→ **Task prompt**:
In the transcript on Irish places in Australia, which two areas were the largest areas of Irish settlement in New South Wales in the nineteenth century?

→ **Document**:
____________________

BRENDON KELSON: I just couldn’t resist this. It smacked of stage Irishness and all that sort of business - hard drinking, outrageous brogues mixed with charm and wit. They actually have a leprechaun competition each Koroit Festival. While I was there on this occasion the person who had been leprechaun for the previous three years and worked in every pub in Koroit was sitting there with his little cap, which had on it ‘to be sure to be sure’ with a feather sticking out of the back of it. He looked like a Barry Fitzgerald character that had walked out of Going my Way with Bing Crosby or something like this. And up on a board on the wall was chalked just by way of example:
Dad: Mickey, will you go outside and see if it’s raining. Son: Oh Dad, why can’t you call the dog in and see if he’s wet.
RICHARD REID: We have two more to go. This is in a section which is about Irish places in Australia. We have Galong quite close here to Canberra, Ned Ryan’s house, Clare in South Australia, Koroit and Kiama on the coast. Kiama and Boorowa were the two largest areas of Irish settlement in New South Wales in the nineteenth century. This is getting to grips with the idea where are there places in which you can still find a redolence of the Irish presence in the nineteenth century.
One of the forgotten stories of the Irish is one that I am sure those of you who are brought up in this country will remember very well is the Around the Boree Log poems. It seems to me Patrick Hartigan ‘John O’Brien’ has fallen off the radar over the last 20 or 30 years. Back in the 1920s when the famous book Around the Boree Log of his poetry was published, he sold something like 500,000 copies in reprints and became one of the best-selling authors in Australia by far. Manning Clark who set out to write about the various themes, one of which was the bringing of Catholicism to Australia and things like that, doesn’t even mention him in the last volume. People like Patrick O’Farrell are a bit disparaging about him and think he’s over-sentimentalised and nostalgic.

____________________

→ **Dataset**:
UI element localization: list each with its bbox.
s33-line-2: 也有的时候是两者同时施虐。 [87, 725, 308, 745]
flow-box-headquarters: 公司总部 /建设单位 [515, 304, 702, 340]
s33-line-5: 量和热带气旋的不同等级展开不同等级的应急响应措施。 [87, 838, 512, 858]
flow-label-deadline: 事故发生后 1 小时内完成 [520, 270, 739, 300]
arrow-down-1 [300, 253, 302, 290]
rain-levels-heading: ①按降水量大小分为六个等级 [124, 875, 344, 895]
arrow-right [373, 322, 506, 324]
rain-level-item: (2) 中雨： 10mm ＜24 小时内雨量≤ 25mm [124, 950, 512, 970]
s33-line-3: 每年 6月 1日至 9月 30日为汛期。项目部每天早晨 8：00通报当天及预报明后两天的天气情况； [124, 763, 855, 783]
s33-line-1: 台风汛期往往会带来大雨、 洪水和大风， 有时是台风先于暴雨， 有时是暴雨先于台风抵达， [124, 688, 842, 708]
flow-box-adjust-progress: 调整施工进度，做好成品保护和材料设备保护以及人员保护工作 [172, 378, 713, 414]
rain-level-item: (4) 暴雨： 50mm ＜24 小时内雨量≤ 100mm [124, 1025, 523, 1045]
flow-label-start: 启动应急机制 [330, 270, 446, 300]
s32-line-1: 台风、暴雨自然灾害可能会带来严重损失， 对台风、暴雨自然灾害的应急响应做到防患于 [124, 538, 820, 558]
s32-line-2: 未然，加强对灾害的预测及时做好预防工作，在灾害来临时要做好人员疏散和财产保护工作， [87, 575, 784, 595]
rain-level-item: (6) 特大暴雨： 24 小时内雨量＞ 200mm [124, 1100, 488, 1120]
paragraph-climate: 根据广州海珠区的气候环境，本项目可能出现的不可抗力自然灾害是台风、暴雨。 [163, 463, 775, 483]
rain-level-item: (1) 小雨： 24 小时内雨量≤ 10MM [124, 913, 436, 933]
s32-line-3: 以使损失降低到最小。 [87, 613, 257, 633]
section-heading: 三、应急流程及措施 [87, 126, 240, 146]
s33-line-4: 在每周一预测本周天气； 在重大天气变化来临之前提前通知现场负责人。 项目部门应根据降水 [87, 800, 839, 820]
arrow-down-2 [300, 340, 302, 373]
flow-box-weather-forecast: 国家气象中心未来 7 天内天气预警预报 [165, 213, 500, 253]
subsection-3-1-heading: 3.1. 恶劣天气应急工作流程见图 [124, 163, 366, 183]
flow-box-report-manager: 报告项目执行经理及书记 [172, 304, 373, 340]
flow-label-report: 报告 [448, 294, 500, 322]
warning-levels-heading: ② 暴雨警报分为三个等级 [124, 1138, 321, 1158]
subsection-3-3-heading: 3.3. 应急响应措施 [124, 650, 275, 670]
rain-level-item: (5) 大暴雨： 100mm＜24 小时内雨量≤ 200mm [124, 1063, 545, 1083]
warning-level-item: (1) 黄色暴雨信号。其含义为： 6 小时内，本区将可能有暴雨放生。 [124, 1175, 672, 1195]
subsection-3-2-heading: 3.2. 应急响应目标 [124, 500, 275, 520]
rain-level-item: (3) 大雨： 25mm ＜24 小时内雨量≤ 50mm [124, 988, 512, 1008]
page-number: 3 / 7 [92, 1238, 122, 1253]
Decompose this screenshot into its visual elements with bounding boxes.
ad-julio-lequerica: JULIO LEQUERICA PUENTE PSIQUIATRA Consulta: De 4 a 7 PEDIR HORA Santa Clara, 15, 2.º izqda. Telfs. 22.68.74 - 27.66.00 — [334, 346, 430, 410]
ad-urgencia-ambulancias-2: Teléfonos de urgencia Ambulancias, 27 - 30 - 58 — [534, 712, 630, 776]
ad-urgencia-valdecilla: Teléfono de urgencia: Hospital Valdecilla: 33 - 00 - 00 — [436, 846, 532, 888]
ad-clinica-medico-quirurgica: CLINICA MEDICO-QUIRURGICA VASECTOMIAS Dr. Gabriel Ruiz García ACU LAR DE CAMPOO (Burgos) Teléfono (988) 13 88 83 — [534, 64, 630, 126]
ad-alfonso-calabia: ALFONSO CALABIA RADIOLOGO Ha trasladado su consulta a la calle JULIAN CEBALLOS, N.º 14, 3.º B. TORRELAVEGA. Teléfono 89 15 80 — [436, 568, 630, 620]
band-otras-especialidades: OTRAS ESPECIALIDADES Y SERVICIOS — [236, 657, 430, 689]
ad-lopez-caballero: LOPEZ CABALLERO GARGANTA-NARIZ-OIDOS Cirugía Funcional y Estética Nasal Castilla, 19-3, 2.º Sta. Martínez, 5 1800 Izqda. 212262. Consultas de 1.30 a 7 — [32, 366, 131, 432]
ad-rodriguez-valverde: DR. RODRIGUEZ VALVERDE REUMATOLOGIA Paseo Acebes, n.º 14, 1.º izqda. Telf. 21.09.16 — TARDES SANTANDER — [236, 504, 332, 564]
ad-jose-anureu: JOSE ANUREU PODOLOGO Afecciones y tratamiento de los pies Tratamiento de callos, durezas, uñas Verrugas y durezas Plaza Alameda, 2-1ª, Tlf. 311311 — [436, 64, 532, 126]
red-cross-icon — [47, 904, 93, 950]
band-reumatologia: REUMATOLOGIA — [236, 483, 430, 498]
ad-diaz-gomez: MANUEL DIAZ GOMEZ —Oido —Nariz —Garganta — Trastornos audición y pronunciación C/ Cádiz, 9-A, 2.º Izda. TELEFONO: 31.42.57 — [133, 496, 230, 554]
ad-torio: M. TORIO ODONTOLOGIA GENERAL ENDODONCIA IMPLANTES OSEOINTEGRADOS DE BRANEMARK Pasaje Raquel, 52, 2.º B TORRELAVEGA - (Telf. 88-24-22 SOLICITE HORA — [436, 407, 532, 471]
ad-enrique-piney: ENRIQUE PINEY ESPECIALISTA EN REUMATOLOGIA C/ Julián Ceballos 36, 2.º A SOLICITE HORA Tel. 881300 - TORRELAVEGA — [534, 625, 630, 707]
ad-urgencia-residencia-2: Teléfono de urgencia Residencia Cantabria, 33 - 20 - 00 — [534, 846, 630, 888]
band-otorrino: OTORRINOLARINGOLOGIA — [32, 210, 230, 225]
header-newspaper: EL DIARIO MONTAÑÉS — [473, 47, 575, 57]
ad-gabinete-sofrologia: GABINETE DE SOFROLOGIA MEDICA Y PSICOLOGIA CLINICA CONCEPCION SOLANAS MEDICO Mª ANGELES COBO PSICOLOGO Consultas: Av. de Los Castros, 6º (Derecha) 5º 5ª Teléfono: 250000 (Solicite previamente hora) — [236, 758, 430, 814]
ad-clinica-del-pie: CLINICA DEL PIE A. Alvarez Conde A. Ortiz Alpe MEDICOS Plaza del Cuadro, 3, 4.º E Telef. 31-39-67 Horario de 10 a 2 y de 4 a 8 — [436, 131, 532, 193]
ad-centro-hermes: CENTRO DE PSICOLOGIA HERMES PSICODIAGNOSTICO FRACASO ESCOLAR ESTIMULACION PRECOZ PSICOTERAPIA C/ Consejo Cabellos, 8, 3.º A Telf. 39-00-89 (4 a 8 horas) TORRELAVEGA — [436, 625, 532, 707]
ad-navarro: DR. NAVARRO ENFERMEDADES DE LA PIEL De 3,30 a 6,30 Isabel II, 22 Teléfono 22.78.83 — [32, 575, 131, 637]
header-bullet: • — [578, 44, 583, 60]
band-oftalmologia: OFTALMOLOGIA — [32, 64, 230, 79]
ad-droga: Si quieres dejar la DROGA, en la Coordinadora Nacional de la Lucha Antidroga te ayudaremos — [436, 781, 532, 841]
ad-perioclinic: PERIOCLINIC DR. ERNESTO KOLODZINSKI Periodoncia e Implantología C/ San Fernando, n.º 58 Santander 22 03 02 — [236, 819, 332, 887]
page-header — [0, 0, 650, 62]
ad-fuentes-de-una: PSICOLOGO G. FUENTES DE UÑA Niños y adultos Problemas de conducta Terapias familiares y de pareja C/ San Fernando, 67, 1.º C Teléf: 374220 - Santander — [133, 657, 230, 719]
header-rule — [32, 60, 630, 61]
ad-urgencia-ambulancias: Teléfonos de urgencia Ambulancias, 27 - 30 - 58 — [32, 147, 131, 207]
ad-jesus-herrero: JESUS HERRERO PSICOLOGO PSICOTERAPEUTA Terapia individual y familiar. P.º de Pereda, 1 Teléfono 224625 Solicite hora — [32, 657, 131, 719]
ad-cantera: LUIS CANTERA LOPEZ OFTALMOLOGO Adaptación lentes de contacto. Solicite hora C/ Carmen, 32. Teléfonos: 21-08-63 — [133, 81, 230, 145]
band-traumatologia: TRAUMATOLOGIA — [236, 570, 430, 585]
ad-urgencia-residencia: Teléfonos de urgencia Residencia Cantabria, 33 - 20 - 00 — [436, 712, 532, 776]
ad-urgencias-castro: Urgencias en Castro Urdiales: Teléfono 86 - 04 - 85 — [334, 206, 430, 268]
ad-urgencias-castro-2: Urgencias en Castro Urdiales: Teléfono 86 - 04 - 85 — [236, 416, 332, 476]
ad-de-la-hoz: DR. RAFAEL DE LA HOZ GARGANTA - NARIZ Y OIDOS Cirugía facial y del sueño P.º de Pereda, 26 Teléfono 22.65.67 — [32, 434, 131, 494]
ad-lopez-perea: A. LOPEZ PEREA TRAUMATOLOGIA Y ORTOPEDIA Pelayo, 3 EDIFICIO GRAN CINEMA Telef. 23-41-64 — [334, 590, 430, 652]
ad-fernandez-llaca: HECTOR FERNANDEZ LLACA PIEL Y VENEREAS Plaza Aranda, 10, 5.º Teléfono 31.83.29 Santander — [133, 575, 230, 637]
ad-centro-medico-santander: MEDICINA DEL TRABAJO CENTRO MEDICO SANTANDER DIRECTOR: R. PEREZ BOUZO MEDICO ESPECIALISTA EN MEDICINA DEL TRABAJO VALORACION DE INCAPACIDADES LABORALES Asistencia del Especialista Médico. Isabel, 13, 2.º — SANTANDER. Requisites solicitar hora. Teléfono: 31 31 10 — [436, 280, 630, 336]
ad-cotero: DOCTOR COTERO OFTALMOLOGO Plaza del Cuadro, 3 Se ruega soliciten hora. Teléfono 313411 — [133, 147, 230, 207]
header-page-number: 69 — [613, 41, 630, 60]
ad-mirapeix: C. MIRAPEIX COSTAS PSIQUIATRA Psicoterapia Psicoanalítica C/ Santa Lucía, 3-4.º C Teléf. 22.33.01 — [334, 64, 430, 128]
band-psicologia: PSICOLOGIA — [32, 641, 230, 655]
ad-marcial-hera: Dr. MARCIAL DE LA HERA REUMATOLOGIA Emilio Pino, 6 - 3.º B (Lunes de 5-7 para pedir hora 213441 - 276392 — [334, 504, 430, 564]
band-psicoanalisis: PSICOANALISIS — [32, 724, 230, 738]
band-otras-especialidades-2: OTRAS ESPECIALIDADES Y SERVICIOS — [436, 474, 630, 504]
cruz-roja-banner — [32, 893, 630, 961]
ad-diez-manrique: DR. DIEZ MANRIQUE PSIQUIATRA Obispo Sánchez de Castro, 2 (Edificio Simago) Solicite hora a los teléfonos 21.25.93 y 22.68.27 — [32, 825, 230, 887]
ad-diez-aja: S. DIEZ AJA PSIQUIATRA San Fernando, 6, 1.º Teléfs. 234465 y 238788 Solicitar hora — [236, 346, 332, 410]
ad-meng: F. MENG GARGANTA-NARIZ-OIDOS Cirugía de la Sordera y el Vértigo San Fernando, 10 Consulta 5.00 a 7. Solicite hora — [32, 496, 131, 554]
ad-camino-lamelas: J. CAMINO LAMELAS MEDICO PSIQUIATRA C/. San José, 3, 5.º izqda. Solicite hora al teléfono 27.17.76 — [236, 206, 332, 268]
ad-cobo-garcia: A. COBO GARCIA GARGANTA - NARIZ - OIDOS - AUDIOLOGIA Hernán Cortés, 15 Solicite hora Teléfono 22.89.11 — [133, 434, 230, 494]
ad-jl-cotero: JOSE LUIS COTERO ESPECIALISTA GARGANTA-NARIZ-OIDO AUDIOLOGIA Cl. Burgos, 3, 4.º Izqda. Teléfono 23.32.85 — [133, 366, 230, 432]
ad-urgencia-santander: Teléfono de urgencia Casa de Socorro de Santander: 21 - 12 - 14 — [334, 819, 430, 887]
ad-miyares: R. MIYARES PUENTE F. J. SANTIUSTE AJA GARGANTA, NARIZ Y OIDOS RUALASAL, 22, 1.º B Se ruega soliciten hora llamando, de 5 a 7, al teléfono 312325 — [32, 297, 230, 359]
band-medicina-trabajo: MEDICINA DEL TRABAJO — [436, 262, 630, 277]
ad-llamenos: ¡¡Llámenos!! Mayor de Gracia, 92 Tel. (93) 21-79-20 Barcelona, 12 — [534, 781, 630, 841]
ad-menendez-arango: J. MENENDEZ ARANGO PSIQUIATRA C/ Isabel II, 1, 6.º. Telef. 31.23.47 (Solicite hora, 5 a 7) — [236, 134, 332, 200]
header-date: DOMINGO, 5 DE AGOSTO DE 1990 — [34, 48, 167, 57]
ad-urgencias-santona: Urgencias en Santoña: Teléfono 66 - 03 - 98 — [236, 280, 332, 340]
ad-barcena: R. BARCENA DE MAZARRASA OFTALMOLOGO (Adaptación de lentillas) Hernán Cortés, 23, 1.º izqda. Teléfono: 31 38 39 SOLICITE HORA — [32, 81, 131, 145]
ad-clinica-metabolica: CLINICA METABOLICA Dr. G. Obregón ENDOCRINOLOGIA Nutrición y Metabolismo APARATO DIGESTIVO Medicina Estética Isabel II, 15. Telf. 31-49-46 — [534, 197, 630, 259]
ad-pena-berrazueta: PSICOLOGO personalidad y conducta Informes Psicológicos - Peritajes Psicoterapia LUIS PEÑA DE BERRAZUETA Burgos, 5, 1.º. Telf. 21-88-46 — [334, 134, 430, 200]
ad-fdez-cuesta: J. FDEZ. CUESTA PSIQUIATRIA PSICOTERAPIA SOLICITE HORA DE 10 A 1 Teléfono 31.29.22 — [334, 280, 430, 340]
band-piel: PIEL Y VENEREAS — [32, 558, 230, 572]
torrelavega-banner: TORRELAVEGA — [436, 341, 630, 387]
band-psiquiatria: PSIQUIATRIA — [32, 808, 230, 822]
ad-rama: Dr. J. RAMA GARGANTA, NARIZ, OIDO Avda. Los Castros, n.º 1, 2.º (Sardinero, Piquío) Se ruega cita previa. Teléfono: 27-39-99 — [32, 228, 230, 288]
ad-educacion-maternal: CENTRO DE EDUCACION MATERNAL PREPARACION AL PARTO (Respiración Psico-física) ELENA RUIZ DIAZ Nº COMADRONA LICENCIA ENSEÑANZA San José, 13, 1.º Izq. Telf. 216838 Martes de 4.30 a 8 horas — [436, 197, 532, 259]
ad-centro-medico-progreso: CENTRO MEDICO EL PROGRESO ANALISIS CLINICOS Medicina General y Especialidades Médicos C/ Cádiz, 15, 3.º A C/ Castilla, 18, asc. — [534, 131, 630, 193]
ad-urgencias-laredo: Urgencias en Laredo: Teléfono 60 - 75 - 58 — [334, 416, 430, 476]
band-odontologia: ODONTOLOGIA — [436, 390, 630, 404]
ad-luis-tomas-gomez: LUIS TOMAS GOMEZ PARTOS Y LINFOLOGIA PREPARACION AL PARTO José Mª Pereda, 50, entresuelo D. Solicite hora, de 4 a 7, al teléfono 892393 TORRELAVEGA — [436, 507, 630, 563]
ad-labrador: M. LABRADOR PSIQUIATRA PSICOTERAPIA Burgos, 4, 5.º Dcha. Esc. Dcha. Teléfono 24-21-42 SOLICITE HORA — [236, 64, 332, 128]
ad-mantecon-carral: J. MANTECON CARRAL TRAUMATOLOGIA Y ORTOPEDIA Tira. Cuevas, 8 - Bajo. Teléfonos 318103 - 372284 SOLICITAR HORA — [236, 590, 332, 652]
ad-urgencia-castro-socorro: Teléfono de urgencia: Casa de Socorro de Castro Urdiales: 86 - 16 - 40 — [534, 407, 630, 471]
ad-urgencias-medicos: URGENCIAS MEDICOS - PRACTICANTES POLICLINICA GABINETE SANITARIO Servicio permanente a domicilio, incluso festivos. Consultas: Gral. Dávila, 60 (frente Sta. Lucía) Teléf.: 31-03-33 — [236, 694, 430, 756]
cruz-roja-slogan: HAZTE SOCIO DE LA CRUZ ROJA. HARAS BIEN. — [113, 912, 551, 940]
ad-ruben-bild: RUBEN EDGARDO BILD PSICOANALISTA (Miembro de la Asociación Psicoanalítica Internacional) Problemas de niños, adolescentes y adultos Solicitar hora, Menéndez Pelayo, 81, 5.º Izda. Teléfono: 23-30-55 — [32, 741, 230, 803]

____________________

→ **The answer**:
Kiama and Boorowa.